PROBLEM DESCRIPTION » Pull every "doctrinam" line out of the data below.

(Data records)
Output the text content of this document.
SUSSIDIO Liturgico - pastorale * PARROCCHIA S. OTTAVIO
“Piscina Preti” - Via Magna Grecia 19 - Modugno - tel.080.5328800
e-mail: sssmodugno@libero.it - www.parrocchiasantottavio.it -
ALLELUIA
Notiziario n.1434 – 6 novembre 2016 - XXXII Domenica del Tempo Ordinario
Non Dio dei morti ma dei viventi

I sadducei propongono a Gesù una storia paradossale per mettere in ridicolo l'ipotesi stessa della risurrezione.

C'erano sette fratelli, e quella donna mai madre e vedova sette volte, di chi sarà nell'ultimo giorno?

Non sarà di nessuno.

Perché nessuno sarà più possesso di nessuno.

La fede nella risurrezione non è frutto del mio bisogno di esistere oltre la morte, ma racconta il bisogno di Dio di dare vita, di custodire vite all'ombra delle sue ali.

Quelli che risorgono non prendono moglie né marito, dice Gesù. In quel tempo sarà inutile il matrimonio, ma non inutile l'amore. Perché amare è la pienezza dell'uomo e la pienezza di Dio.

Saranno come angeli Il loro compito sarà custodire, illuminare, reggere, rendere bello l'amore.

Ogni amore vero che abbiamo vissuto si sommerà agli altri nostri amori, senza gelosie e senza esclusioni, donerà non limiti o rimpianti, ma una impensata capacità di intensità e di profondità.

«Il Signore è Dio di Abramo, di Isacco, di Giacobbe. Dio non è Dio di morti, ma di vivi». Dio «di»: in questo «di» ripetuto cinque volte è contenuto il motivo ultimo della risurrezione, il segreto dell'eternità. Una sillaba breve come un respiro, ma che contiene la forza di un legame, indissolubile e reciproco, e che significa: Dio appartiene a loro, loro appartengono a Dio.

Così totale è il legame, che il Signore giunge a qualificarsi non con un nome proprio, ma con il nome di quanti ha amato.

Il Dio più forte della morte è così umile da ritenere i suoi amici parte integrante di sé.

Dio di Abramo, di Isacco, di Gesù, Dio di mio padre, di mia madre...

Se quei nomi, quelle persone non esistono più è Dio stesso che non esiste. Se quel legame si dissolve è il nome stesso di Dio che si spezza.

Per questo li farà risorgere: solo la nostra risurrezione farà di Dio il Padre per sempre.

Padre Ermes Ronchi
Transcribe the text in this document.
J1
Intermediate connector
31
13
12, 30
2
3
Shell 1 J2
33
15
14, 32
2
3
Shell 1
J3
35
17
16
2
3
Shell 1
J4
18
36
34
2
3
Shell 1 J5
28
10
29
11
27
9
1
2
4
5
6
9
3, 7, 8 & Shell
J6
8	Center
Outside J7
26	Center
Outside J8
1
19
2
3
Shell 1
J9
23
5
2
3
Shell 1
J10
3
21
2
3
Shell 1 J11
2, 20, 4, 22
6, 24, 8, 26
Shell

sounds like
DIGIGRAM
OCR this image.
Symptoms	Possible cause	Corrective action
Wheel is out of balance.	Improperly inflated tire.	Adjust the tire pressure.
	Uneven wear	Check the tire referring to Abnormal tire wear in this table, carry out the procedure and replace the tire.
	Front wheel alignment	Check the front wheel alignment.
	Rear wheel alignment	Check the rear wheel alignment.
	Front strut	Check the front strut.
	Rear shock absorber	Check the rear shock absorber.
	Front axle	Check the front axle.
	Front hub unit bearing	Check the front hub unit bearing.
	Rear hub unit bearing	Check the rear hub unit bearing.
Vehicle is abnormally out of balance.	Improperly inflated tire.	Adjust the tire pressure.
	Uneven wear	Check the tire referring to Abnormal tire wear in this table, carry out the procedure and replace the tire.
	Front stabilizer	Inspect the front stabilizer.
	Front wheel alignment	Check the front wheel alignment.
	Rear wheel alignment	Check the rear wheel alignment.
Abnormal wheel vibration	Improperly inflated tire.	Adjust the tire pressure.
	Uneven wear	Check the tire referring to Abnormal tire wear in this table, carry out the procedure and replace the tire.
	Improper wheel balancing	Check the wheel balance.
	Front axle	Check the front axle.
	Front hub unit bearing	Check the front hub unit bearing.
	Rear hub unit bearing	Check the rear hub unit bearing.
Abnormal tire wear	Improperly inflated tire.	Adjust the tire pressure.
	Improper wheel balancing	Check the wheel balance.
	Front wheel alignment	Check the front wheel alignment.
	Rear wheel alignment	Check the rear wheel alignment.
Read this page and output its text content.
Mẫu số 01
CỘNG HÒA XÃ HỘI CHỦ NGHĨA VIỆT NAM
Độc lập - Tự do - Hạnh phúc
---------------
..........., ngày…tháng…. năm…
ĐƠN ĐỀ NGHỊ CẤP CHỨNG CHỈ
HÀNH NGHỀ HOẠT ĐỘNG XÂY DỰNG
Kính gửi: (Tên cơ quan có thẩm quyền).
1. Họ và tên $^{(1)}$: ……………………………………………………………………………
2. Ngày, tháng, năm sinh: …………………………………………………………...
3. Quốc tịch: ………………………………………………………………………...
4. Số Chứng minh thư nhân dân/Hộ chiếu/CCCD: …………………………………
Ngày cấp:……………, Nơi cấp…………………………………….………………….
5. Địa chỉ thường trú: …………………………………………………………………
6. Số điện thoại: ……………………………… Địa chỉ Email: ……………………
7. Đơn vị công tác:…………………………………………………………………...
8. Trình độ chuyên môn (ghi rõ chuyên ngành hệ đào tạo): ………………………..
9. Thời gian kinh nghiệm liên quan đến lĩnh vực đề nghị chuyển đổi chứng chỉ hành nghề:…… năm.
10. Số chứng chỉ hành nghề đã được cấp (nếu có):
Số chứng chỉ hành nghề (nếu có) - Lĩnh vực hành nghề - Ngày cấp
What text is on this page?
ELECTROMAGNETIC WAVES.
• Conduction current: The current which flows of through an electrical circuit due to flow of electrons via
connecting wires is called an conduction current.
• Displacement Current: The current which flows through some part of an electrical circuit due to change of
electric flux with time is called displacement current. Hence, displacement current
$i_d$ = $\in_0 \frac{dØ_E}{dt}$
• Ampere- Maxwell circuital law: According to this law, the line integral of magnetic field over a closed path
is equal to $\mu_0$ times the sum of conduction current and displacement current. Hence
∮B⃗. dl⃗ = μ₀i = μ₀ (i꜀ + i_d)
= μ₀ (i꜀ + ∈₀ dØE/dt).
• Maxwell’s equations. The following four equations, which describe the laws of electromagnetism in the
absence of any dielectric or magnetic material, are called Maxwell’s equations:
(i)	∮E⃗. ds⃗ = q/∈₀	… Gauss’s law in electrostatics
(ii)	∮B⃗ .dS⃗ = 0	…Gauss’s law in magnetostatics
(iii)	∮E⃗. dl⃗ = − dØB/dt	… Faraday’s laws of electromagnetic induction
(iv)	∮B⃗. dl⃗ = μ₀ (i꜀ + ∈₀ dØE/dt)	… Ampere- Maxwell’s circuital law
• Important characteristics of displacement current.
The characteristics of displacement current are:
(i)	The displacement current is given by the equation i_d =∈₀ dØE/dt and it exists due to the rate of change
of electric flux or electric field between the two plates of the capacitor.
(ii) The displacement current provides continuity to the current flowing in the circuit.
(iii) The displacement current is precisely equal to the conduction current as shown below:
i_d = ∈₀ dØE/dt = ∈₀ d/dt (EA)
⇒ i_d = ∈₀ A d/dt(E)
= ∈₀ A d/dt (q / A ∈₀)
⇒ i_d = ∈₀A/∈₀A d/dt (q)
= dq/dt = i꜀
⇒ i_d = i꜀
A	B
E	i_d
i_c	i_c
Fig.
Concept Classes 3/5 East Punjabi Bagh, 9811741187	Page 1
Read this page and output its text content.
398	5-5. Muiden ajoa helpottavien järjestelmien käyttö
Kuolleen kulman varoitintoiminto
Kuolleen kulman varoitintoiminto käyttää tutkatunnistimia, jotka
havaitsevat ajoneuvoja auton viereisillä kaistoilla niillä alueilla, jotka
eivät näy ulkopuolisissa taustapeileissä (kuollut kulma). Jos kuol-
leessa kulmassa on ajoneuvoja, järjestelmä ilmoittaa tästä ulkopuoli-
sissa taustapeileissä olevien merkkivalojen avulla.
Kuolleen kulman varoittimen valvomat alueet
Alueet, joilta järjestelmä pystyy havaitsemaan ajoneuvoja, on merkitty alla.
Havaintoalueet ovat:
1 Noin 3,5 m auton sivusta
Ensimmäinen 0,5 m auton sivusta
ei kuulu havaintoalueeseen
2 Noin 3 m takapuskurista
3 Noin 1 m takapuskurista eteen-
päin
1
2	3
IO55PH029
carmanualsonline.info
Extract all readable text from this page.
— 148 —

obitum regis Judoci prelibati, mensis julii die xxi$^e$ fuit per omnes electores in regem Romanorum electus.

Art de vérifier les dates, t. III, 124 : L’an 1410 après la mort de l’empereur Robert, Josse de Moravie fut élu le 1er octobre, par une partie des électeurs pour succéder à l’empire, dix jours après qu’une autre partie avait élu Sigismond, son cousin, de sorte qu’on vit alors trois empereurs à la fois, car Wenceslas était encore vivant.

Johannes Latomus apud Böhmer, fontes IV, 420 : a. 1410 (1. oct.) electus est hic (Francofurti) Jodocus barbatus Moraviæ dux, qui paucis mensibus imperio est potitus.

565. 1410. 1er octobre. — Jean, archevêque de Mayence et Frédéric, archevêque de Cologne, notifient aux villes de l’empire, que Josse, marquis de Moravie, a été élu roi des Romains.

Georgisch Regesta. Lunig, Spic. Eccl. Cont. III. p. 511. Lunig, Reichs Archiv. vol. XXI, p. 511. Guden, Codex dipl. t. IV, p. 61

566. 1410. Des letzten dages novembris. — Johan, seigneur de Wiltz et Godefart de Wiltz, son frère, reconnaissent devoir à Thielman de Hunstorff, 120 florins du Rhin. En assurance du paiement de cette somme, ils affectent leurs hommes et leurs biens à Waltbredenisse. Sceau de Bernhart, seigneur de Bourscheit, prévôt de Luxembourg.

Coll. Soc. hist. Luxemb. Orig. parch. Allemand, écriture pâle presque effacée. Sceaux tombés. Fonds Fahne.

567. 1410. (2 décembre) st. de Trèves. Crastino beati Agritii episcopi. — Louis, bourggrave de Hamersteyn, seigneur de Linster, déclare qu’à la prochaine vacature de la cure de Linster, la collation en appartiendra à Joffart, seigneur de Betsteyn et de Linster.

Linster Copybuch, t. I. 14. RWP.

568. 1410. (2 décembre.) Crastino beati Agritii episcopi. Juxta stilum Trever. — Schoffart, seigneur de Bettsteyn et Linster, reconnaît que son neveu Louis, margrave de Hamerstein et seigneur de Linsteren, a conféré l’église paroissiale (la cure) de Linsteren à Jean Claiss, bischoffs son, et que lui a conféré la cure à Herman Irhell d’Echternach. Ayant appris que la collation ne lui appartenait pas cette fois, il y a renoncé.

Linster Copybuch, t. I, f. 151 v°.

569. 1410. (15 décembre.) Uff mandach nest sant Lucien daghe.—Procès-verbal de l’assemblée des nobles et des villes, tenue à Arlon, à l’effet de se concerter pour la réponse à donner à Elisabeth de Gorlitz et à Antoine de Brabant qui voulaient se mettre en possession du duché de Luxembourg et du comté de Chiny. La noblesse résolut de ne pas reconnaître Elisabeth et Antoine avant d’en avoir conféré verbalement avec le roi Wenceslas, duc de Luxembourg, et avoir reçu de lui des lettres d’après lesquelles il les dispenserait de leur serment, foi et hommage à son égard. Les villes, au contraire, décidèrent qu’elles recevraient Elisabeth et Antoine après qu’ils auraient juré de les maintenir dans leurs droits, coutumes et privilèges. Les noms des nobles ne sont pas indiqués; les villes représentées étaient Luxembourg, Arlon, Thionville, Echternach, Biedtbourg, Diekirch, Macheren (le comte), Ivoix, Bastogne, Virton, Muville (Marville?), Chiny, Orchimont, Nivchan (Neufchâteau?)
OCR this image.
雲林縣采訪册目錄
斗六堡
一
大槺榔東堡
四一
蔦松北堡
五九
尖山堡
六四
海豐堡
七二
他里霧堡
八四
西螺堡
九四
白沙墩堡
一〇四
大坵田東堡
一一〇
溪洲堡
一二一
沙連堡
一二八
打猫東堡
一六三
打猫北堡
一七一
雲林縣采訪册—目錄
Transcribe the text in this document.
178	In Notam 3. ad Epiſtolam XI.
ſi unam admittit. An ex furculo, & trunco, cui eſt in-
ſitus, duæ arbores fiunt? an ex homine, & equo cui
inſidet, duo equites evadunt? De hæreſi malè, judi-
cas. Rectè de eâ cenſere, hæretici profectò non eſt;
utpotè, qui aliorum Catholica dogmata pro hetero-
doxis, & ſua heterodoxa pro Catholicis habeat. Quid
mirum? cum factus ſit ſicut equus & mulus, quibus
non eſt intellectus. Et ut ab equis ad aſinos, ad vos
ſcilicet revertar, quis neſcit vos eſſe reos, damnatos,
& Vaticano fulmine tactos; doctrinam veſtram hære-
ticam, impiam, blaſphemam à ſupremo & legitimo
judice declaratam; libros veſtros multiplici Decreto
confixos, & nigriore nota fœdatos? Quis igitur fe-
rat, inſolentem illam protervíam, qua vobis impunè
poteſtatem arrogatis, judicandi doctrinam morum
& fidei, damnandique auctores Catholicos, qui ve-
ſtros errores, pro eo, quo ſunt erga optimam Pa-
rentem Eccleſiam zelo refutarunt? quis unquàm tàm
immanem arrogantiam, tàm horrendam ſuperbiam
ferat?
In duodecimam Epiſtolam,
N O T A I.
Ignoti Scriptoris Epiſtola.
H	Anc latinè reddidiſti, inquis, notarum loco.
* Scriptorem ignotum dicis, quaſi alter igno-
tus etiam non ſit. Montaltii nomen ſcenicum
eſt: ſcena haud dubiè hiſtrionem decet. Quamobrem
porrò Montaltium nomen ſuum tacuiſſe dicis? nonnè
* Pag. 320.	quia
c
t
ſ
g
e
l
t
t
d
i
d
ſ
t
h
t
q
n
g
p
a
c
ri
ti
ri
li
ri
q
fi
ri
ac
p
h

SOLUTION TO THE EXERCISE »
& Vaticano fulmine tactos; doctrinam veſtram hære-
poteſtatem arrogatis, judicandi doctrinam morum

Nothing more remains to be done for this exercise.